* **What is expected**
Go through the records and show each line where the word "JSON" occurs.
* Start Data for processing *
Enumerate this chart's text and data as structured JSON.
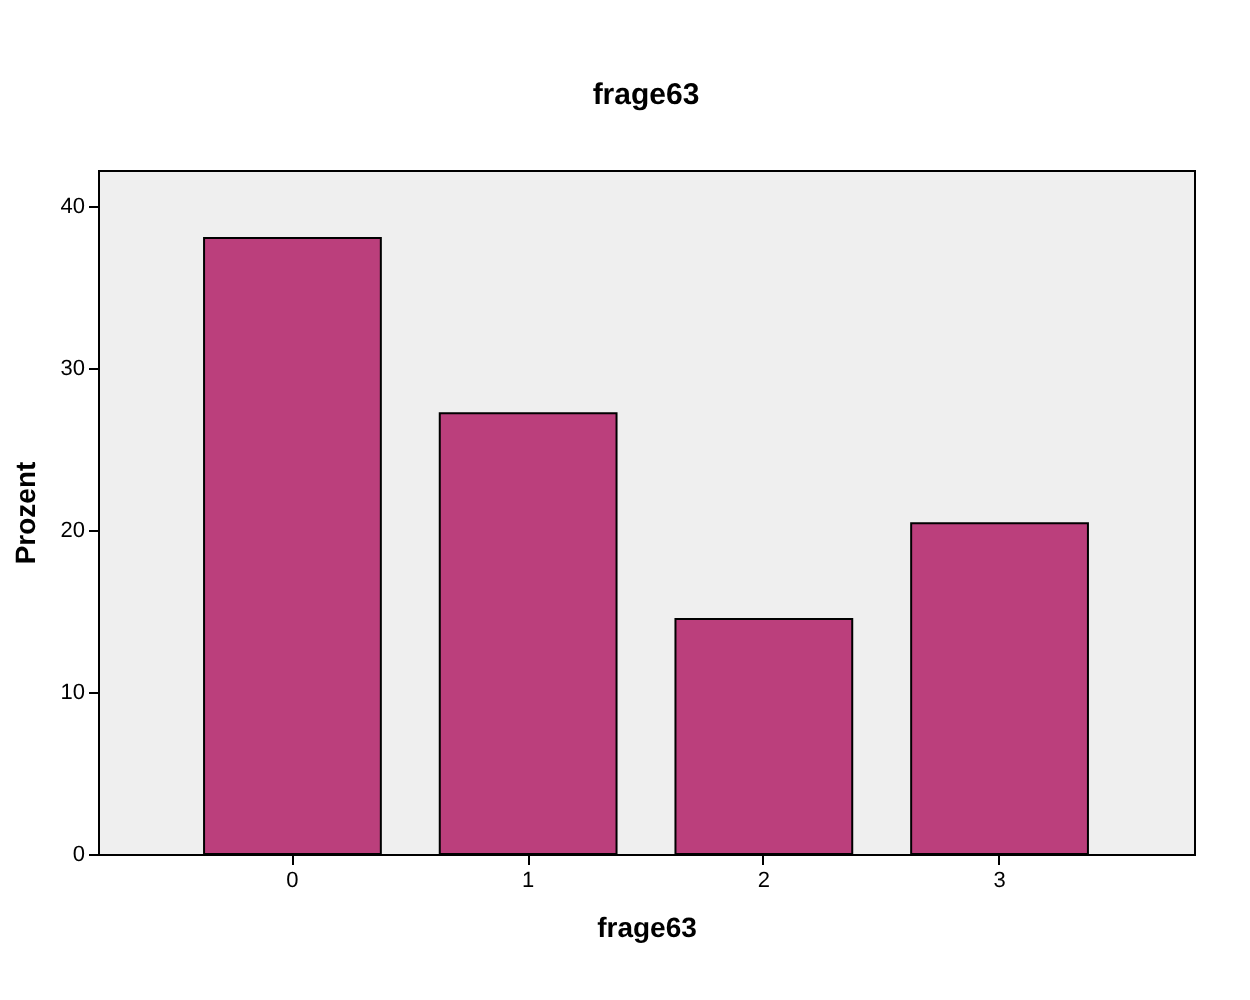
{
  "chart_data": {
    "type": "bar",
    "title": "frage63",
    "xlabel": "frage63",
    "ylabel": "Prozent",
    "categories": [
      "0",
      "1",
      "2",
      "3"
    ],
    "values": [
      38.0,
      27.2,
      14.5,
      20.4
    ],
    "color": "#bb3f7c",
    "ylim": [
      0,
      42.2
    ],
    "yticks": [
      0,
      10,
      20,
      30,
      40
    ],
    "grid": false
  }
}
* End Data for processing *
* Start Data for processing *
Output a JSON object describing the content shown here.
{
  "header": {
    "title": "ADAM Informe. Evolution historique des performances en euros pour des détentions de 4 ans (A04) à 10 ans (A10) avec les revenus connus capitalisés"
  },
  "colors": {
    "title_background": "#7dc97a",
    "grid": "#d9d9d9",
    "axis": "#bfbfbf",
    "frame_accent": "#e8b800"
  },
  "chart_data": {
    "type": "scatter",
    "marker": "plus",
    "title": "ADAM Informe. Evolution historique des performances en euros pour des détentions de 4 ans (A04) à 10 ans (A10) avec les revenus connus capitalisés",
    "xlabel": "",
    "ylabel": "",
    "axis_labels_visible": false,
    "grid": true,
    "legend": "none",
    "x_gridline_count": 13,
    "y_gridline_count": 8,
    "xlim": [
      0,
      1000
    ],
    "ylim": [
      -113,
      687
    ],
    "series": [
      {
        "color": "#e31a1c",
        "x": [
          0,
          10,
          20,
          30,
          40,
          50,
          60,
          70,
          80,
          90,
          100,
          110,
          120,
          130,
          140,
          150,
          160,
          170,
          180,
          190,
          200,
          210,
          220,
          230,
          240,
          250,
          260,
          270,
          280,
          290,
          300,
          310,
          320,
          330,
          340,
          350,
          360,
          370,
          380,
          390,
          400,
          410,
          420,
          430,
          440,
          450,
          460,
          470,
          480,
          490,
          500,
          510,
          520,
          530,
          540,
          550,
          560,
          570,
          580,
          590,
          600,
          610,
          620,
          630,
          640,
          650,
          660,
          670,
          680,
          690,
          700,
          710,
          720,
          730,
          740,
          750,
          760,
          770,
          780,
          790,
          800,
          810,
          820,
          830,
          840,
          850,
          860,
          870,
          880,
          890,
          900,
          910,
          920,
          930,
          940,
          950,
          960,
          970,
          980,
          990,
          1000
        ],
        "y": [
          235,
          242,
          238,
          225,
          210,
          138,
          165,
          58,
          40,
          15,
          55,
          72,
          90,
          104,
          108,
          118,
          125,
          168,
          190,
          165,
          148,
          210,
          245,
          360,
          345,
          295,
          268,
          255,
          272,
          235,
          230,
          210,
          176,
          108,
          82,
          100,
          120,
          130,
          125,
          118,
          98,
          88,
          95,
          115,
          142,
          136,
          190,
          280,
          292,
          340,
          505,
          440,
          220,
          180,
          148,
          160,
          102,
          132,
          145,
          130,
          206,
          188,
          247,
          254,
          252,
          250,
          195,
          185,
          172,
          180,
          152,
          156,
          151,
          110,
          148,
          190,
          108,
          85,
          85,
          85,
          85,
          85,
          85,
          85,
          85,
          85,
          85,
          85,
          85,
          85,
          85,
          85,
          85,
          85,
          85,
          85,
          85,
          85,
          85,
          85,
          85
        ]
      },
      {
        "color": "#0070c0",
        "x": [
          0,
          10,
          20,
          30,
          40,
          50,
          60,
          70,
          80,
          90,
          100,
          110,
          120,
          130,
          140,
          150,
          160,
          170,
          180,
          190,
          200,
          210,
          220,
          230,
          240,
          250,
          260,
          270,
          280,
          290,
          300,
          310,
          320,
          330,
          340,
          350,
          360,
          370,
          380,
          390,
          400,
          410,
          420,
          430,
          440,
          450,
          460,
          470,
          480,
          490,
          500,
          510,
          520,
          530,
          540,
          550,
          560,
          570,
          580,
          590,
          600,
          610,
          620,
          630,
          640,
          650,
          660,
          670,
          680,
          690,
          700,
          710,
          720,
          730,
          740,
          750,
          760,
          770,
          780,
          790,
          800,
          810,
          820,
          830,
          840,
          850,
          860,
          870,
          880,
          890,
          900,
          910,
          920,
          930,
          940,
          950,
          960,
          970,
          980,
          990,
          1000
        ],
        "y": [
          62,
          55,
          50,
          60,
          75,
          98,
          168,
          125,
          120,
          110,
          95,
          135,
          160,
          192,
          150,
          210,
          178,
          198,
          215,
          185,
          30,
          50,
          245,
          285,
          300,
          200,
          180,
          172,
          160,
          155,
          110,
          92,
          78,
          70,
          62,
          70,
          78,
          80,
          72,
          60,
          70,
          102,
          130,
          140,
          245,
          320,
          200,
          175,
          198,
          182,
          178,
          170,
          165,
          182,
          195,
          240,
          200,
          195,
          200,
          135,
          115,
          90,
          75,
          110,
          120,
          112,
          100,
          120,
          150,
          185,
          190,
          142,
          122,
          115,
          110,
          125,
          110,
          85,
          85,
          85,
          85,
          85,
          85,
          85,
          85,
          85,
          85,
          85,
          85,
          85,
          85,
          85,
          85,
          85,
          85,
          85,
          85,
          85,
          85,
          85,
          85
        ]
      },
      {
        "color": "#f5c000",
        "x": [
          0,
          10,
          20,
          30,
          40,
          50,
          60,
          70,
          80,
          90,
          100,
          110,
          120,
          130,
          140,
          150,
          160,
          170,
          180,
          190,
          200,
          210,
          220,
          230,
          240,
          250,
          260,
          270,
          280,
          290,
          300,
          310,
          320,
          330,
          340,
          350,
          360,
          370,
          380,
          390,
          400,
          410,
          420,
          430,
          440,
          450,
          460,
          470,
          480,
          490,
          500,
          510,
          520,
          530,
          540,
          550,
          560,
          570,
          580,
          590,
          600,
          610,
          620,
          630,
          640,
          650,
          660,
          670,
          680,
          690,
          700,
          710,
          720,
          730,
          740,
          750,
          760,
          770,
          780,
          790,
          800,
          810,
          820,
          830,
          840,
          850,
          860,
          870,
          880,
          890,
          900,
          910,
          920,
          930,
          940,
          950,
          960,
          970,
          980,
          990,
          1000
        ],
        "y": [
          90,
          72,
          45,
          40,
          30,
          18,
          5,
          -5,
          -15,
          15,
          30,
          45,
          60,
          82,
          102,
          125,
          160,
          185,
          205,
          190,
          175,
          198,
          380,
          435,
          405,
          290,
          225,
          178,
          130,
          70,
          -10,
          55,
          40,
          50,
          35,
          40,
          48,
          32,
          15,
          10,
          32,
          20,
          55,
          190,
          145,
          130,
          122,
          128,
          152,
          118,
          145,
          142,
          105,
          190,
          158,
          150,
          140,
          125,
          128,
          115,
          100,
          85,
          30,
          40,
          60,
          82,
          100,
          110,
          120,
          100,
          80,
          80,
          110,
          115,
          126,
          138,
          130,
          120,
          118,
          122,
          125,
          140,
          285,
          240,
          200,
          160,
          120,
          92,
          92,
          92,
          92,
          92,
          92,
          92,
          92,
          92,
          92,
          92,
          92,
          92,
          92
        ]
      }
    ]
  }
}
* End Data for processing *
* Start Data for processing *
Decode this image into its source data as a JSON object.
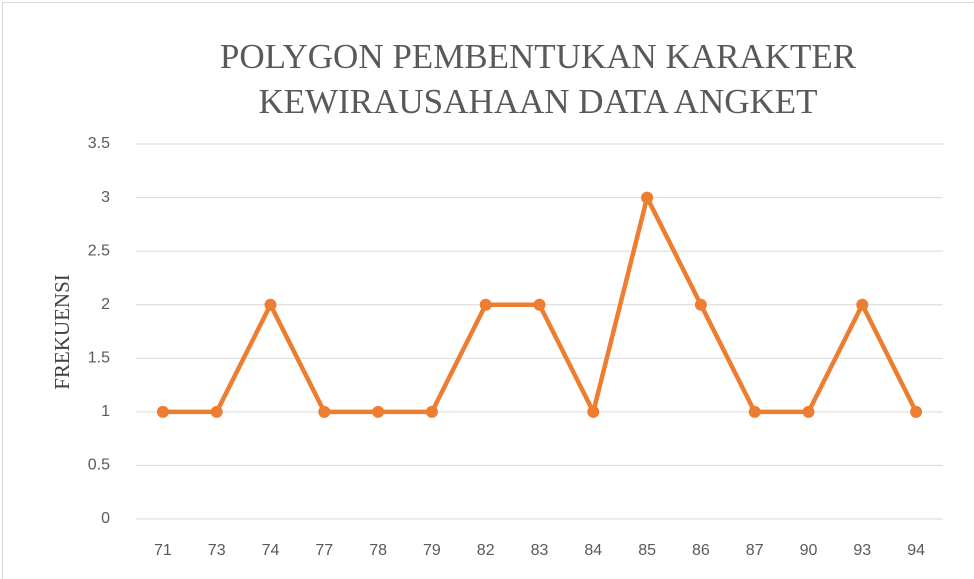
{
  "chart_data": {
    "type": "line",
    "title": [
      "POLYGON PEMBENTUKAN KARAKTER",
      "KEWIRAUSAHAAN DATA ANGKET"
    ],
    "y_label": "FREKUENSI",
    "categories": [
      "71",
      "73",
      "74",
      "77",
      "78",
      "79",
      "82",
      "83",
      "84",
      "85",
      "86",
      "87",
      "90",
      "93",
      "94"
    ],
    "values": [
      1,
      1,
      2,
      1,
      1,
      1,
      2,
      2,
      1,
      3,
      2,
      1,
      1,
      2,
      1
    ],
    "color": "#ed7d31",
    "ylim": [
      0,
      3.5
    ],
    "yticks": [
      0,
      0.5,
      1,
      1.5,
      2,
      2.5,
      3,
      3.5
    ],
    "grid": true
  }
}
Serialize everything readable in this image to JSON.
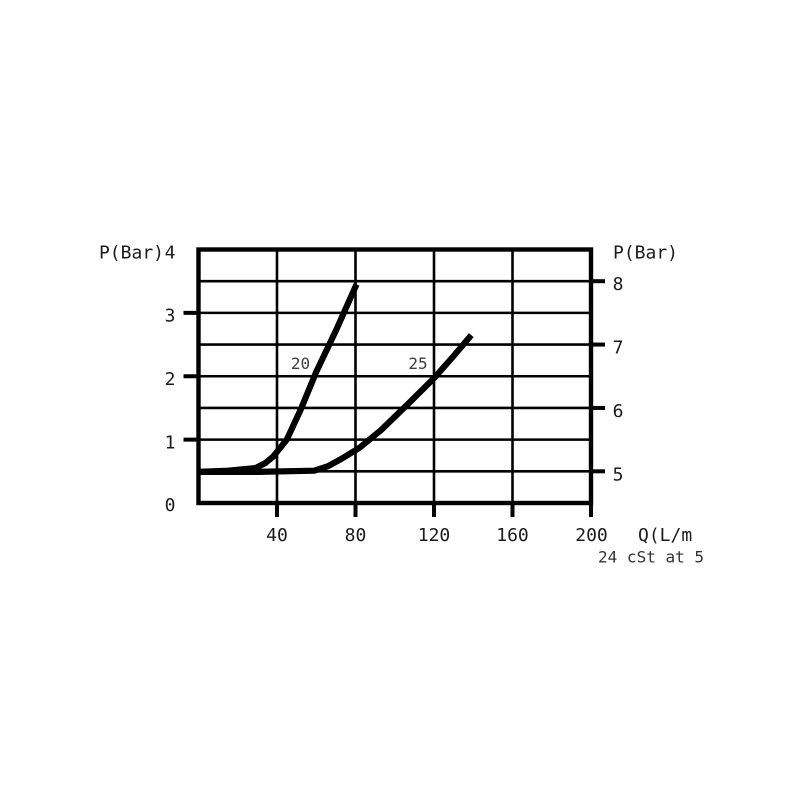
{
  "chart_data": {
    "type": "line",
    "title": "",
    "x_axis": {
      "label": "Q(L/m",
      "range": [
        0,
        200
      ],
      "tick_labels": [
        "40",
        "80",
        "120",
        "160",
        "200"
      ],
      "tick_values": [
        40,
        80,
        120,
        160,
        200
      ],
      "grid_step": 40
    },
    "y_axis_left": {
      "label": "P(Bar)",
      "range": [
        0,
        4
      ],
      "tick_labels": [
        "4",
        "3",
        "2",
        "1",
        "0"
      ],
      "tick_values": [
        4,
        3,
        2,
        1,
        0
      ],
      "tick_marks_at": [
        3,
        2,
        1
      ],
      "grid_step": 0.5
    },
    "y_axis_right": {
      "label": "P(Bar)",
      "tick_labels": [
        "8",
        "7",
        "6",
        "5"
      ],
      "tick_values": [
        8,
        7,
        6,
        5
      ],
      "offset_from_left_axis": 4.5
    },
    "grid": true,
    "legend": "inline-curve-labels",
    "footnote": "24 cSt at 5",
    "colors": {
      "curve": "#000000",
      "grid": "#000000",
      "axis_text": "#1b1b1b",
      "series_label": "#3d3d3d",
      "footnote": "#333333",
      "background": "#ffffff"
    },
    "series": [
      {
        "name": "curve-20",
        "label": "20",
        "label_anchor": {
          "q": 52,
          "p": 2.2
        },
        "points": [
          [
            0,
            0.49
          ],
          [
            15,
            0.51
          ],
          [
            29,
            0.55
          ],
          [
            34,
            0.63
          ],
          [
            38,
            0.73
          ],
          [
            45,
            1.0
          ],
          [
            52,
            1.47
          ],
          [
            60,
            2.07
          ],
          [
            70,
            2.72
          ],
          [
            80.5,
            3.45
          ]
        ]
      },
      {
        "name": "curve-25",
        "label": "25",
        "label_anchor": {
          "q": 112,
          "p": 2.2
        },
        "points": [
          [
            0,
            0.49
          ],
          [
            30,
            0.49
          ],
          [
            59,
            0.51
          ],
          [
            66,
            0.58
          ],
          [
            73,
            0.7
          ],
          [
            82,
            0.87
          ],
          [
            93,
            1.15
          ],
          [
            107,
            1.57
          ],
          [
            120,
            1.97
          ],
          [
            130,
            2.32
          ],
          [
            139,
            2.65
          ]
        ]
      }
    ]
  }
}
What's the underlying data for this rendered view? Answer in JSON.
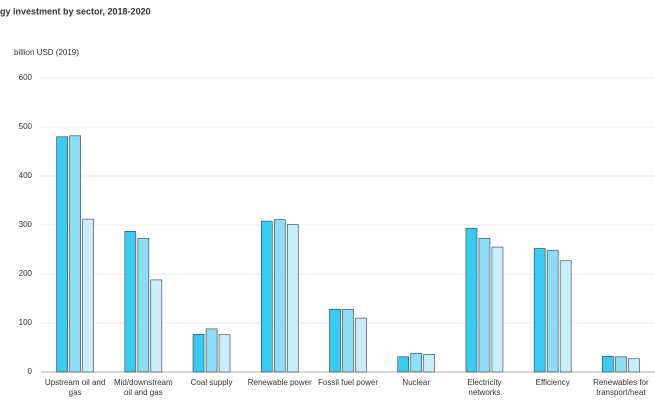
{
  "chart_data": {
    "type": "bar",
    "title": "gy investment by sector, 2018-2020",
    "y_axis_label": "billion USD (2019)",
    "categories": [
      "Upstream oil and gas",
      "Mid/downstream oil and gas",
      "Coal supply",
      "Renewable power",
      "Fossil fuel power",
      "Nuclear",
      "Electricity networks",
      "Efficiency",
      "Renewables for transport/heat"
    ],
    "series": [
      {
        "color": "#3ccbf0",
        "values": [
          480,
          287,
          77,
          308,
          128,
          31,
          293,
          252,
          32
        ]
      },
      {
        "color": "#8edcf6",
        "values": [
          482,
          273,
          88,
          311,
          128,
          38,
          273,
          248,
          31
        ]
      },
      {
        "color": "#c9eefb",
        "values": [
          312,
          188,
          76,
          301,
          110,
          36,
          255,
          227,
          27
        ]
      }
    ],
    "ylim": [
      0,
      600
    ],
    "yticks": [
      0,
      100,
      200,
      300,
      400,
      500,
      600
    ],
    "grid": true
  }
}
* End Data for processing *
* **Final answer**
Enumerate this chart's text and data as structured JSON.
Output a JSON object describing the content shown here.
Decode this image into its source data as a JSON object.
Serialize everything readable in this image to JSON.
What's the underlying data for this rendered view? Answer in JSON.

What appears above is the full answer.